Penulis:
Sindhunata
Oleh Penerbit Mizan, saya diminta untuk membagikan pengalaman di sekitar tulis menulis pada
rekan-rekan penulis. Seingat saya,
pengalaman menulis itu begitu luas dan panjang, banyak variasi dan bidangnya. Karena itu, saya tidak tahu, harus mulai
darimana, atau harus mengutarakan pengalaman yang mana. Di bawah ini saya
justru ingin menyampaikan terlebih
beberapa pengalaman dan pernyataan para penulis dunia tentang suka duka
kepenulisan mereka. Pendapat mereka
ingin saya jadikan acuan bagi pengalaman saya sendiri. Semoga juga bagi
pengalaman Anda. Memang, acuan itu
sifatnya lebih reflektif, filosofis, bahkan teologis.
Kepenulisan dan Keberadaan-Diri
Kepenulisan (Jerman: Schreiben) dan keberadaan-diri (Sein)
adalah dua hal yang tak terpisahkan.
Bahkan untuk seorang penulis,
kesatuan antara dua hal itulah yang menentukan identitasnya (Undine Gruenter,
lih. Die Zeit (2003)14, hlm. 53).
Dalam bidang penulisan sastra, menulis sendiri adalah semacam rencana,
dimana seorang pengarang ingin membangun estetika hidupnya. Dengan menulis, orang ingin menyatakan apa
saja yang ia cita-citakan dan impikan dalam hidupnya.
Kebenaran dari pernyataan ini dapat kita lihat dalam hidup para
penulis-penulis besar. Tampak, karya
tulis mereka adalah pergulatan hidup mereka sendiri. Nyaris tiada lagi perbedaan antara hidup
mereka dengan apa yang mereka tuliskan.
Mulai dari nilai, harapan, keputusasaan sampai cinta mereka. Menulis itu adalah identias bagi keberadaan
mereka, atau sebaliknya: keberadaan mereka ditentukan oleh kepenulisan mereka.
Jelas, menulis di sini lalu bukan sekadar pekerjaan sambilan,
"upaya untuk menambah dan mengejar (ngoyak) setoran", atau
pencarian keselebritasan yang dangkal.
Menulis adalah pergulatan hidup dalam intinya yang terdalam, semacam
upaya untuk menemukan dan menentukan identitas kita yang paling orisinal. Jelas disini menulis bukan hanya pekerjaan
yang menyenangkan, tapi keperihan dan kepedihan untuk mencari diri kita yang
hilang dan tenggelam dalam pelbagai kedangkalan.
Wacana untuk menembus kegelapan
Kau yang turun dari surga
menentramkan segala sakit dan derita
siapa yang deritanya berlipatganda
akan diteduhkan berlipat ganda pula.

SOAL A: Ketik ulang semua baris catatan sebagaimana adanya, tanpa memasukkan gambar-gambarnya ke dalam jawaban.
Teks tersebut dan catatan sesudahnya adalah bahan yang terpisah.

INFORMASI YANG DITAMPILKAN:
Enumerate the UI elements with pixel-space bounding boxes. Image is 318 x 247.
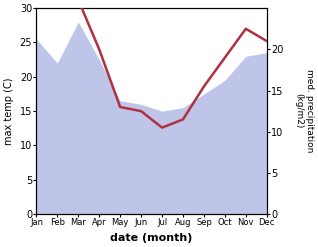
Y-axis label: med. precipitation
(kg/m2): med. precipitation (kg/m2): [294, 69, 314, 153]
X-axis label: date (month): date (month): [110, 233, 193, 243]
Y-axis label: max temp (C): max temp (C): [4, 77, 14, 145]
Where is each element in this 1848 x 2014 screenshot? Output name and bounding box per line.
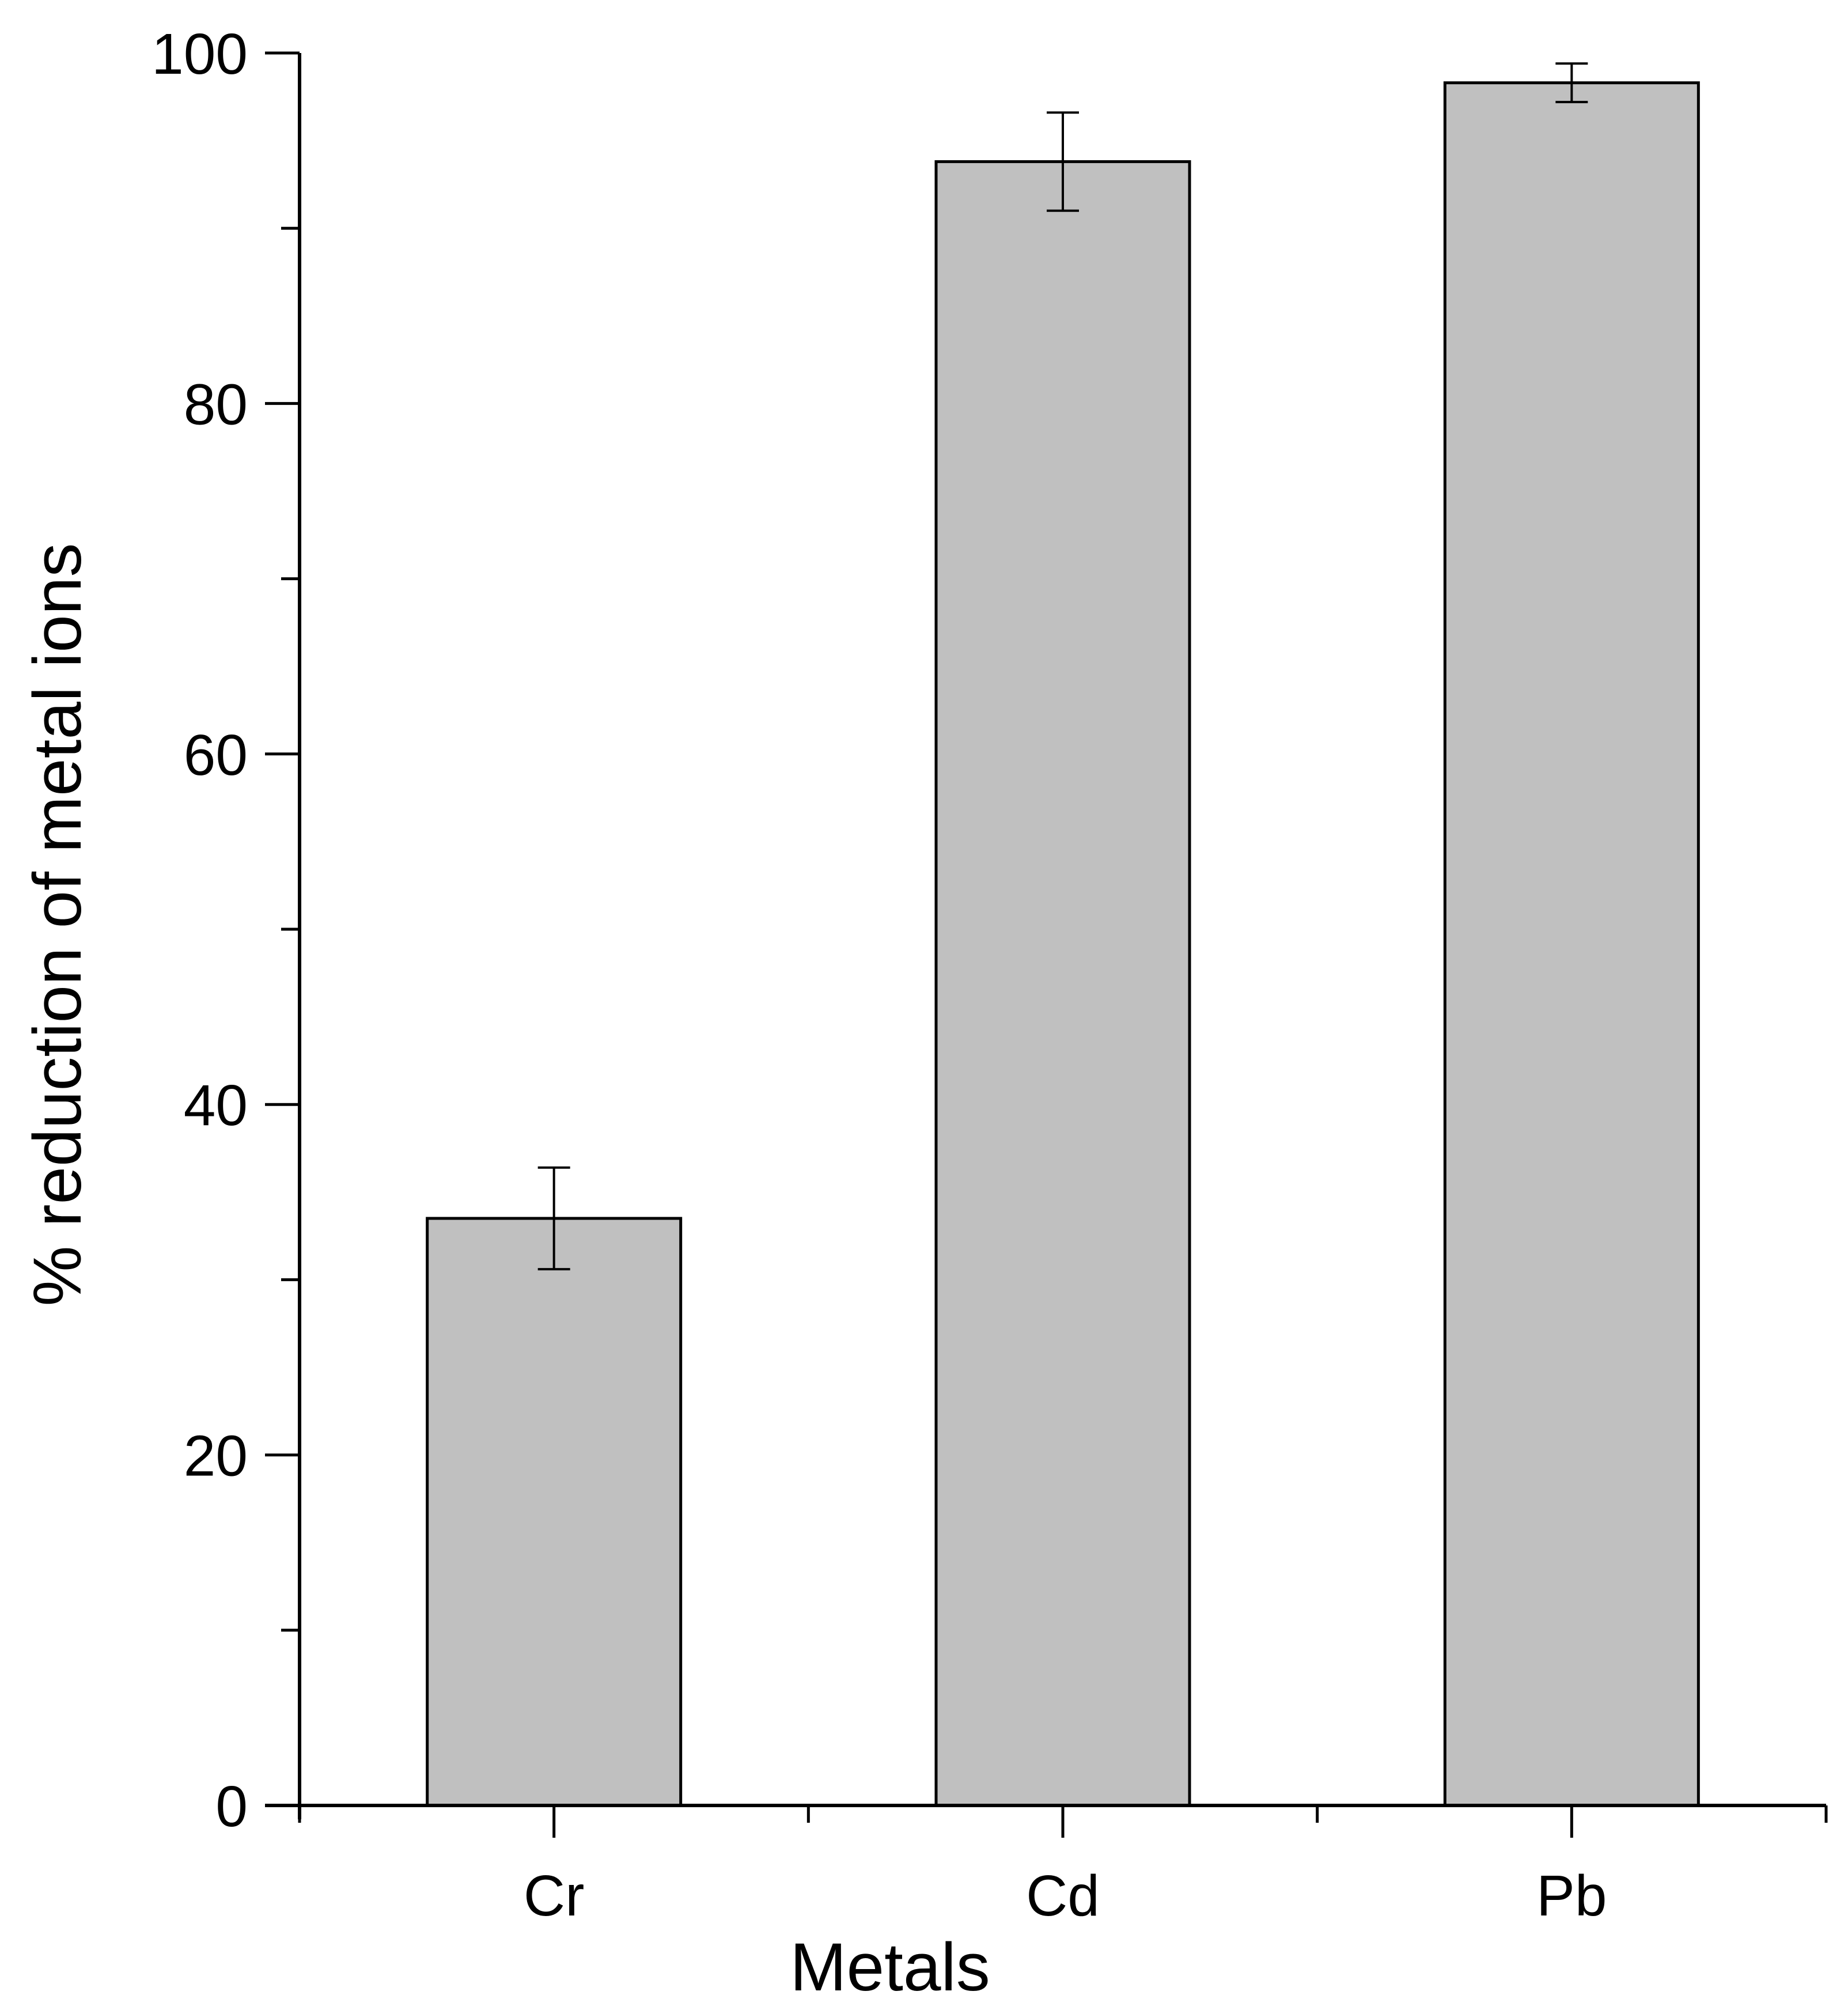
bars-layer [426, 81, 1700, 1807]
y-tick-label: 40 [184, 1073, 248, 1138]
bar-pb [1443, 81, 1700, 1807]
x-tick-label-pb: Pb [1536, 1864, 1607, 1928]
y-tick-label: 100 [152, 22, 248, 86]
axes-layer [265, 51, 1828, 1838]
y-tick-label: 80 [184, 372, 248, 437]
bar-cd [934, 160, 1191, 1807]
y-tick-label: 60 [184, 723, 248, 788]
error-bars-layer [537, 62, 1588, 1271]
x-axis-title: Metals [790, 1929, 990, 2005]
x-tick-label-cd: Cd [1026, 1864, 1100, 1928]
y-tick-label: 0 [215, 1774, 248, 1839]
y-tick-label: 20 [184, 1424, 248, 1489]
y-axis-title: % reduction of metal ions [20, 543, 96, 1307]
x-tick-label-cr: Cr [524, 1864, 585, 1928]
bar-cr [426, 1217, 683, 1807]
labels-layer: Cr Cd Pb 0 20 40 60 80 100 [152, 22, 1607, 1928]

SOAL B: Tuliskan lanjutan teks tentang kepenulisan, dimulai sesudah baris "akan diteduhkan berlipat ganda pula."

HASIL TUGAS A:
Enumerate the UI elements with pixel-space bounding boxes. Image is 318 x 247.
Y-axis label: med. precipitation
(kg/m2): med. precipitation (kg/m2): [294, 69, 314, 153]
X-axis label: date (month): date (month): [110, 233, 193, 243]
Y-axis label: max temp (C): max temp (C): [4, 77, 14, 145]
Where is each element in this 1848 x 2014 screenshot? Output name and bounding box per line.
bars-layer [426, 81, 1700, 1807]
y-tick-label: 40 [184, 1073, 248, 1138]
bar-pb [1443, 81, 1700, 1807]
x-tick-label-pb: Pb [1536, 1864, 1607, 1928]
y-tick-label: 100 [152, 22, 248, 86]
axes-layer [265, 51, 1828, 1838]
y-tick-label: 80 [184, 372, 248, 437]
bar-cd [934, 160, 1191, 1807]
y-tick-label: 60 [184, 723, 248, 788]
error-bars-layer [537, 62, 1588, 1271]
x-axis-title: Metals [790, 1929, 990, 2005]
x-tick-label-cd: Cd [1026, 1864, 1100, 1928]
y-tick-label: 0 [215, 1774, 248, 1839]
y-tick-label: 20 [184, 1424, 248, 1489]
y-axis-title: % reduction of metal ions [20, 543, 96, 1307]
x-tick-label-cr: Cr [524, 1864, 585, 1928]
bar-cr [426, 1217, 683, 1807]
labels-layer: Cr Cd Pb 0 20 40 60 80 100 [152, 22, 1607, 1928]

HASIL TUGAS B:
Ah, lelah aku sudah dengan pelbagai upaya
Apalagi artinya semua nikmat dan derita
Tentram dan lega, datanglah padaku
berisirahatlah di dadaku
(Goethe: Wanders Nachtlied).
Puisi itu adalah jeritan agar Tuhan menolong manusia, yang didera oleh
derita, dan diombang-ambingkan oleh nikmat dan derita. Ia ingin semuanya itu berhenti dan ia menjadi
tenang. Dalam keadaan demikian rasanya
kematian lebih menghiburkan daripada perjuangan.
Di manakah dia dapat menemukan ketentraman itu? Ya, dalam puisi itu sendiri. Bahan puisi yang ditulisnya adalah kententraman
itu sendiri. Dalam puisi itulah, orang
membuat suatu wacana tentang kegelapan hidup ini, dan mencoba untuk menemukan
alternatif rasional untuk memecahkannya.
Itulah kiranya yang harus kita alami ketika kita menulis. Kita didera oleh suatu persoalan, kita
menjadi lelah dan capai, kita ingin terbebas dari kelelahan dan kecapaian itu,
kita ingin menemukan kedamaian dan ketentraman.
Cara kita membebaskan diri dari persoalan, bukan dengan berpolitik, atau
berdemonstrasi, tapi dengan menulis.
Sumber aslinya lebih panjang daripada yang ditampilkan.